- _EXERCISE DETAILS_:
Every line of the records counts; transcribe each one exactly.

== SOURCE DATA ==

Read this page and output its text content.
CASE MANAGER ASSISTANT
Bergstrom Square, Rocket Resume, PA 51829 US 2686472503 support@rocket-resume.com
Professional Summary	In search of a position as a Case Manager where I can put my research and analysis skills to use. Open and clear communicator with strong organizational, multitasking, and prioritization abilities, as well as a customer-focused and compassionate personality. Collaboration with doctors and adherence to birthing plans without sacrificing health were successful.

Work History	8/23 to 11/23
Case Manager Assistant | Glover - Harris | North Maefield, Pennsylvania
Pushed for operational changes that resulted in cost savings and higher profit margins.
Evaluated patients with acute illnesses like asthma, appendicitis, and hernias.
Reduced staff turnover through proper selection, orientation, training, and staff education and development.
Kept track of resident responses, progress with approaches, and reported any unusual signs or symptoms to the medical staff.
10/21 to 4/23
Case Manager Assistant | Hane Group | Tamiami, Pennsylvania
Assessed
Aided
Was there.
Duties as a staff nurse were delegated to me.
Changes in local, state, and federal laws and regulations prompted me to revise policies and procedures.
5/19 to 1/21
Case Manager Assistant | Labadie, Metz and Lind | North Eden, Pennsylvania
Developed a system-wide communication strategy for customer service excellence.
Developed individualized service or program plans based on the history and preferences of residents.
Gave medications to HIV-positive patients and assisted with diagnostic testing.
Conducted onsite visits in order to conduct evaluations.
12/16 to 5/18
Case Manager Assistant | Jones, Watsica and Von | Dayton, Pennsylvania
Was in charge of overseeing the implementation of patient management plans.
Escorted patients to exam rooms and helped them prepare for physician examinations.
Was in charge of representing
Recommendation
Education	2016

===

- _TASK RESULT_:
Read this page and output its text content.
CASE MANAGER ASSISTANT
Bergstrom Square, Rocket Resume, PA 51829 US 2686472503 support@rocket-resume.com
Professional Summary	In search of a position as a Case Manager where I can put my research and analysis skills to use. Open and clear communicator with strong organizational, multitasking, and prioritization abilities, as well as a customer-focused and compassionate personality. Collaboration with doctors and adherence to birthing plans without sacrificing health were successful.

Work History	8/23 to 11/23
Case Manager Assistant | Glover - Harris | North Maefield, Pennsylvania
Pushed for operational changes that resulted in cost savings and higher profit margins.
Evaluated patients with acute illnesses like asthma, appendicitis, and hernias.
Reduced staff turnover through proper selection, orientation, training, and staff education and development.
Kept track of resident responses, progress with approaches, and reported any unusual signs or symptoms to the medical staff.
10/21 to 4/23
Case Manager Assistant | Hane Group | Tamiami, Pennsylvania
Assessed
Aided
Was there.
Duties as a staff nurse were delegated to me.
Changes in local, state, and federal laws and regulations prompted me to revise policies and procedures.
5/19 to 1/21
Case Manager Assistant | Labadie, Metz and Lind | North Eden, Pennsylvania
Developed a system-wide communication strategy for customer service excellence.
Developed individualized service or program plans based on the history and preferences of residents.
Gave medications to HIV-positive patients and assisted with diagnostic testing.
Conducted onsite visits in order to conduct evaluations.
12/16 to 5/18
Case Manager Assistant | Jones, Watsica and Von | Dayton, Pennsylvania
Was in charge of overseeing the implementation of patient management plans.
Escorted patients to exam rooms and helped them prepare for physician examinations.
Was in charge of representing
Recommendation
Education	2016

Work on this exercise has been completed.